++++ PASSAGE PROVIDED ++++
On 7/15/22 7:17 AM, Jose E. Marchesi wrote:
> 
>> On 7/14/22 8:09 AM, Jose E. Marchesi wrote:
>>> Hi Yonghong.
>>>
>>>> On 7/7/22 1:24 PM, Jose E. Marchesi wrote:
>>>>> Hi Yonghong.
>>>>>
>>>>>> On 6/21/22 9:12 AM, Jose E. Marchesi wrote:
>>>>>>>
>>>>>>>> On 6/17/22 10:18 AM, Jose E. Marchesi wrote:
>>>>>>>>> Hi Yonghong.
>>>>>>>>>
>>>>>>>>>> On 6/15/22 1:57 PM, David Faust wrote:
>>>>>>>>>>>
>>>>>>>>>>> On 6/14/22 22:53, Yonghong Song wrote:
>>>>>>>>>>>>
>>>>>>>>>>>>
>>>>>>>>>>>> On 6/7/22 2:43 PM, David Faust wrote:
>>>>>>>>>>>>> Hello,
>>>>>>>>>>>>>
>>>>>>>>>>>>> This patch series adds support for:
>>>>>>>>>>>>>
>>>>>>>>>>>>> - Two new C-language-level attributes that allow to associate (to "annotate" or
>>>>>>>>>>>>>          to "tag") particular declarations and types with arbitrary strings. As
>>>>>>>>>>>>>          explained below, this is intended to be used to, for example, characterize
>>>>>>>>>>>>>          certain pointer types.
++++
### WHAT TO WORK ON:
(1) In the mailing-list thread about the patch series, who wrote the message dated 6/7/22 2:43 PM?
(2) Write a continuation of the mailing-list thread about the patch series, beginning immediately after its final sentence.
++++ SUPPLIED INFORMATION ++++
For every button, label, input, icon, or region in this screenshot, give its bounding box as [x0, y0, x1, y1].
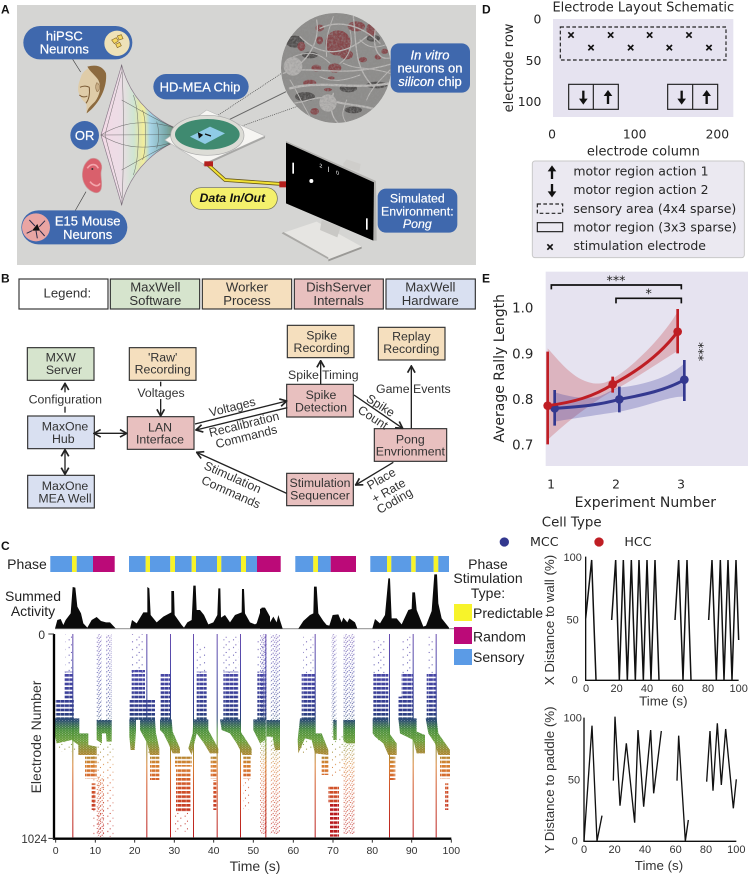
++++
### RESULTS IN ORDER:
(1) David Faust

(2)
>>>>>>>>>>>>>
>>>>>>>>>>>>> - The conveyance of that information in the DWARF output in the form of a new
>>>>>>>>>>>>>          DIE: DW_TAG_GNU_annotation.
>>>>>>>>>>>>>
>>>>>>>>>>>>> - The conveyance of that information in the BTF output in the form of two new
>>>>>>>>>>>>>          kinds of BTF objects: BTF_KIND_DECL_TAG and BTF_KIND_TYPE_TAG.
>>>>>>>>>>>>>
>>>>>>>>>>>>> All of these facilities are being added to the eBPF ecosystem, and support for
>>>>>>>>>>>>> them exists in some form in LLVM.
>>>>>>>>>>>>>
>>>>>>>>>>>>> Purpose
>>>>>>>>>>>>> =======
>>>>>>>>>>>>>
>>>>>>>>>>>>> 1)  Addition of C-family language constructs (attributes) to specify free-text
>>>>>>>>>>>>>            tags on certain language elements, such as struct fields.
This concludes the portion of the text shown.